Dataset entries

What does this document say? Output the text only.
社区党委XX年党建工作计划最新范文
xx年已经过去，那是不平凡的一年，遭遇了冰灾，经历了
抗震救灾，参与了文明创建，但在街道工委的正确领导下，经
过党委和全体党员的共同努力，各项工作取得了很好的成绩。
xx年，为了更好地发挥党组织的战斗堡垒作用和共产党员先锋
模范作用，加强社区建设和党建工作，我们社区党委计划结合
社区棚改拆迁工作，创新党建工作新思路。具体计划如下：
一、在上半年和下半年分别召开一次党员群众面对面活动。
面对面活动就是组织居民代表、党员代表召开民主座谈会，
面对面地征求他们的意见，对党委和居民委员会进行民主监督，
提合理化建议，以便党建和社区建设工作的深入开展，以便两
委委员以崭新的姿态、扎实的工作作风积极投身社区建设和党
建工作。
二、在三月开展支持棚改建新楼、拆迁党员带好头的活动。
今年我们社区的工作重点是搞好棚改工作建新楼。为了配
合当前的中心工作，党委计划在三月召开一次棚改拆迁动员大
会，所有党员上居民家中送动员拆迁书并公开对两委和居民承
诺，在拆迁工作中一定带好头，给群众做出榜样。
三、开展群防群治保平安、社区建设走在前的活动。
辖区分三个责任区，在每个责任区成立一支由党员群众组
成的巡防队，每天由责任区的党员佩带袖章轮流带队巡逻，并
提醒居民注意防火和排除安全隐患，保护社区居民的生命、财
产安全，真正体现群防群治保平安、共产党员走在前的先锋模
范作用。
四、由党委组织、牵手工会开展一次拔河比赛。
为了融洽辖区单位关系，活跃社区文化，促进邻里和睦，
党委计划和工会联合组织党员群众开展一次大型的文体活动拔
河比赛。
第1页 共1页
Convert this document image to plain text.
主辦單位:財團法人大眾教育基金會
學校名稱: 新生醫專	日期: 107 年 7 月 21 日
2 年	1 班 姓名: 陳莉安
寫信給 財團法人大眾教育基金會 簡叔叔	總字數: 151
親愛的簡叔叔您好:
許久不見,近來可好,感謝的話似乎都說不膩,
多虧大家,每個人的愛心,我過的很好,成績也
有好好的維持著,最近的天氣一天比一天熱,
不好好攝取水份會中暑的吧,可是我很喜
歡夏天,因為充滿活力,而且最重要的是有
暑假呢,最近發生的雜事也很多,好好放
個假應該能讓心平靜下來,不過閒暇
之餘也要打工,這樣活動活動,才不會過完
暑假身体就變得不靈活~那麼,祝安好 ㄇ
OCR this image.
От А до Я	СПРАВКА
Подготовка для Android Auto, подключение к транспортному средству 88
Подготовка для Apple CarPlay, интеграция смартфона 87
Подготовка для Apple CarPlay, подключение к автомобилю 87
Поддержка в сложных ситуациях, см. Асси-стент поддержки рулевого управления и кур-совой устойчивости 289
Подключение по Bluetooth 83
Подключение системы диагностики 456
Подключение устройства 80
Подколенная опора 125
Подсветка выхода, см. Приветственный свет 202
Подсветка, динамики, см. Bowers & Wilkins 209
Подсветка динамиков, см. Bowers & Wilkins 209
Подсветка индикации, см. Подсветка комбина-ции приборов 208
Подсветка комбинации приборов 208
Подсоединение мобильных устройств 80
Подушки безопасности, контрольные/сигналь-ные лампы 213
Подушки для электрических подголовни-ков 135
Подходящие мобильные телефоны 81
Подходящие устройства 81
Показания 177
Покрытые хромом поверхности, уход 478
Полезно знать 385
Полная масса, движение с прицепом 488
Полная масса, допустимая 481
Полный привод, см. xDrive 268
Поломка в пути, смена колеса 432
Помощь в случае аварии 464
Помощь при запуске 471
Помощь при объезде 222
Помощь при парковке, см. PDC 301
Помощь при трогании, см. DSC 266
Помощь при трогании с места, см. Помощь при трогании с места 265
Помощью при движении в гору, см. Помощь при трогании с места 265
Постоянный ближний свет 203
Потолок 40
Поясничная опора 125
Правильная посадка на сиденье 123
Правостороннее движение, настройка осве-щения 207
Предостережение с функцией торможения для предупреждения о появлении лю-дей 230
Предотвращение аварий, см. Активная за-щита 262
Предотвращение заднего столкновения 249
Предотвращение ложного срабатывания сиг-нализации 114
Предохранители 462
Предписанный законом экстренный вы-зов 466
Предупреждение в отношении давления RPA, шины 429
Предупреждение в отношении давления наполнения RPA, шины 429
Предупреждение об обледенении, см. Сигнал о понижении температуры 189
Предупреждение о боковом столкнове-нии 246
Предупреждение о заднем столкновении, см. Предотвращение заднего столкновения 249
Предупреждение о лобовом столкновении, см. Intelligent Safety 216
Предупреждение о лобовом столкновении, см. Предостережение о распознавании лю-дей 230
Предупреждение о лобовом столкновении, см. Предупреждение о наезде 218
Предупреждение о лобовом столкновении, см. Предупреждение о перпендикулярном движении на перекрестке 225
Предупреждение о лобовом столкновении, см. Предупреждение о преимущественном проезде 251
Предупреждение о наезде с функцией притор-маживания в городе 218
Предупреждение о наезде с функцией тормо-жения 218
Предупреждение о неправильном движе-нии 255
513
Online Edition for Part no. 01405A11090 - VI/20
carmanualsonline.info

#### TASK DIRECTIONS:
Go through the records above and set each one down exactly, please.

#### EXERCISE ANSWER:
What does this document say? Output the text only.
社区党委XX年党建工作计划最新范文
xx年已经过去，那是不平凡的一年，遭遇了冰灾，经历了
抗震救灾，参与了文明创建，但在街道工委的正确领导下，经
过党委和全体党员的共同努力，各项工作取得了很好的成绩。
xx年，为了更好地发挥党组织的战斗堡垒作用和共产党员先锋
模范作用，加强社区建设和党建工作，我们社区党委计划结合
社区棚改拆迁工作，创新党建工作新思路。具体计划如下：
一、在上半年和下半年分别召开一次党员群众面对面活动。
面对面活动就是组织居民代表、党员代表召开民主座谈会，
面对面地征求他们的意见，对党委和居民委员会进行民主监督，
提合理化建议，以便党建和社区建设工作的深入开展，以便两
委委员以崭新的姿态、扎实的工作作风积极投身社区建设和党
建工作。
二、在三月开展支持棚改建新楼、拆迁党员带好头的活动。
今年我们社区的工作重点是搞好棚改工作建新楼。为了配
合当前的中心工作，党委计划在三月召开一次棚改拆迁动员大
会，所有党员上居民家中送动员拆迁书并公开对两委和居民承
诺，在拆迁工作中一定带好头，给群众做出榜样。
三、开展群防群治保平安、社区建设走在前的活动。
辖区分三个责任区，在每个责任区成立一支由党员群众组
成的巡防队，每天由责任区的党员佩带袖章轮流带队巡逻，并
提醒居民注意防火和排除安全隐患，保护社区居民的生命、财
产安全，真正体现群防群治保平安、共产党员走在前的先锋模
范作用。
四、由党委组织、牵手工会开展一次拔河比赛。
为了融洽辖区单位关系，活跃社区文化，促进邻里和睦，
党委计划和工会联合组织党员群众开展一次大型的文体活动拔
河比赛。
第1页 共1页
Convert this document image to plain text.
主辦單位:財團法人大眾教育基金會
學校名稱: 新生醫專	日期: 107 年 7 月 21 日
2 年	1 班 姓名: 陳莉安
寫信給 財團法人大眾教育基金會 簡叔叔	總字數: 151
親愛的簡叔叔您好:
許久不見,近來可好,感謝的話似乎都說不膩,
多虧大家,每個人的愛心,我過的很好,成績也
有好好的維持著,最近的天氣一天比一天熱,
不好好攝取水份會中暑的吧,可是我很喜
歡夏天,因為充滿活力,而且最重要的是有
暑假呢,最近發生的雜事也很多,好好放
個假應該能讓心平靜下來,不過閒暇
之餘也要打工,這樣活動活動,才不會過完
暑假身体就變得不靈活~那麼,祝安好 ㄇ
OCR this image.
От А до Я	СПРАВКА
Подготовка для Android Auto, подключение к транспортному средству 88
Подготовка для Apple CarPlay, интеграция смартфона 87
Подготовка для Apple CarPlay, подключение к автомобилю 87
Поддержка в сложных ситуациях, см. Асси-стент поддержки рулевого управления и кур-совой устойчивости 289
Подключение по Bluetooth 83
Подключение системы диагностики 456
Подключение устройства 80
Подколенная опора 125
Подсветка выхода, см. Приветственный свет 202
Подсветка, динамики, см. Bowers & Wilkins 209
Подсветка динамиков, см. Bowers & Wilkins 209
Подсветка индикации, см. Подсветка комбина-ции приборов 208
Подсветка комбинации приборов 208
Подсоединение мобильных устройств 80
Подушки безопасности, контрольные/сигналь-ные лампы 213
Подушки для электрических подголовни-ков 135
Подходящие мобильные телефоны 81
Подходящие устройства 81
Показания 177
Покрытые хромом поверхности, уход 478
Полезно знать 385
Полная масса, движение с прицепом 488
Полная масса, допустимая 481
Полный привод, см. xDrive 268
Поломка в пути, смена колеса 432
Помощь в случае аварии 464
Помощь при запуске 471
Помощь при объезде 222
Помощь при парковке, см. PDC 301
Помощь при трогании, см. DSC 266
Помощь при трогании с места, см. Помощь при трогании с места 265
Помощью при движении в гору, см. Помощь при трогании с места 265
Постоянный ближний свет 203
Потолок 40
Поясничная опора 125
Правильная посадка на сиденье 123
Правостороннее движение, настройка осве-щения 207
Предостережение с функцией торможения для предупреждения о появлении лю-дей 230
Предотвращение аварий, см. Активная за-щита 262
Предотвращение заднего столкновения 249
Предотвращение ложного срабатывания сиг-нализации 114
Предохранители 462
Предписанный законом экстренный вы-зов 466
Предупреждение в отношении давления RPA, шины 429
Предупреждение в отношении давления наполнения RPA, шины 429
Предупреждение об обледенении, см. Сигнал о понижении температуры 189
Предупреждение о боковом столкнове-нии 246
Предупреждение о заднем столкновении, см. Предотвращение заднего столкновения 249
Предупреждение о лобовом столкновении, см. Intelligent Safety 216
Предупреждение о лобовом столкновении, см. Предостережение о распознавании лю-дей 230
Предупреждение о лобовом столкновении, см. Предупреждение о наезде 218
Предупреждение о лобовом столкновении, см. Предупреждение о перпендикулярном движении на перекрестке 225
Предупреждение о лобовом столкновении, см. Предупреждение о преимущественном проезде 251
Предупреждение о наезде с функцией притор-маживания в городе 218
Предупреждение о наезде с функцией тормо-жения 218
Предупреждение о неправильном движе-нии 255
513
Online Edition for Part no. 01405A11090 - VI/20
carmanualsonline.info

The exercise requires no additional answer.